Filter out everything except lines holding "gloednieuwe".

_____

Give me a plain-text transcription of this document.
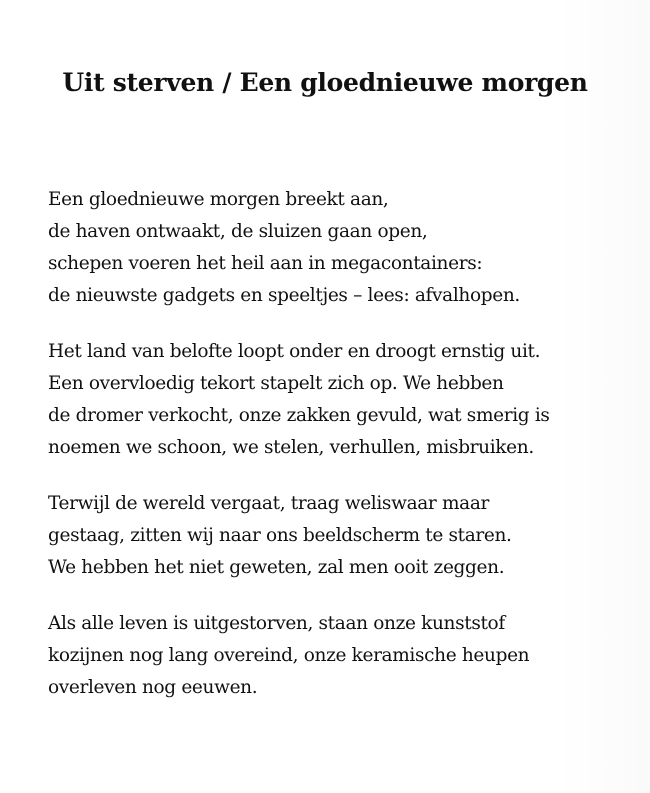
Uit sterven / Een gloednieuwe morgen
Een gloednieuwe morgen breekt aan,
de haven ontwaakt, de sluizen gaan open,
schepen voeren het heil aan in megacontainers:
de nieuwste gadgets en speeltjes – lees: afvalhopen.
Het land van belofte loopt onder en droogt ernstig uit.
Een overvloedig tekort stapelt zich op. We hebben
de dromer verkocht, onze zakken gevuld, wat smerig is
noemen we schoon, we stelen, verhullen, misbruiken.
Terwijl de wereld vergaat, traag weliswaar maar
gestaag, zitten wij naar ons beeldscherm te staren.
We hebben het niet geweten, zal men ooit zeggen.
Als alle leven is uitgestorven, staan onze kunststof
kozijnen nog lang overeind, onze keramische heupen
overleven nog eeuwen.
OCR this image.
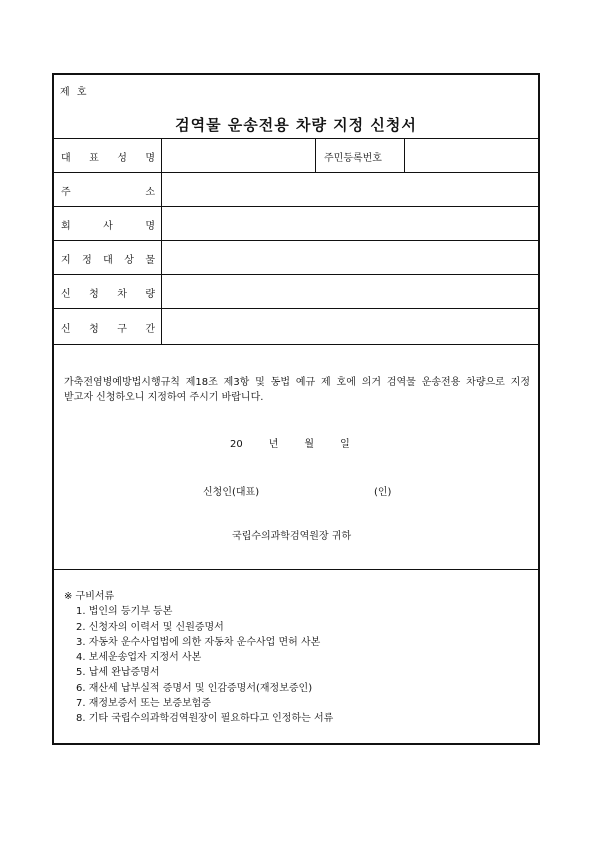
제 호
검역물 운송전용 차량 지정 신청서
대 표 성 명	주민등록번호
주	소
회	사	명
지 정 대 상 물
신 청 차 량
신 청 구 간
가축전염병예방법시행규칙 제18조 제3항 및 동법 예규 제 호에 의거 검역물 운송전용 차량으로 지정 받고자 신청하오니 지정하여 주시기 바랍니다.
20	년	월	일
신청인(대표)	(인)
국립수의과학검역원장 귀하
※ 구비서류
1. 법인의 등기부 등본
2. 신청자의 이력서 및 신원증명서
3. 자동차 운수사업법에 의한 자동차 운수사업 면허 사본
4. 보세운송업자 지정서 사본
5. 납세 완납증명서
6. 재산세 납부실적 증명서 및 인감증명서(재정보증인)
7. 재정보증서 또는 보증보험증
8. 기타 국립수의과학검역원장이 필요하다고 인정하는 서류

_____

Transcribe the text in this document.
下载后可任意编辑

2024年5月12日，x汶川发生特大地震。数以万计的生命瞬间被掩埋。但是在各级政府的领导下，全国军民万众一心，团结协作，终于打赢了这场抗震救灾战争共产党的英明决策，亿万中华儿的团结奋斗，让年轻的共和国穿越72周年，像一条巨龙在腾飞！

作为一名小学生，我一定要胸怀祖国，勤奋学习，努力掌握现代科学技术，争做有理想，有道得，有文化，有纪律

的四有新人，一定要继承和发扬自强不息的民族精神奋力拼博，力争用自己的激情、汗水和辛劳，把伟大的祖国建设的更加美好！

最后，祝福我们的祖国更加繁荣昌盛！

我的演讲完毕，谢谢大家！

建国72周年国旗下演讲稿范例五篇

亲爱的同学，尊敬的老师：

_____

» **THE REPLY**:
Uit sterven / Een gloednieuwe morgen
Een gloednieuwe morgen breekt aan,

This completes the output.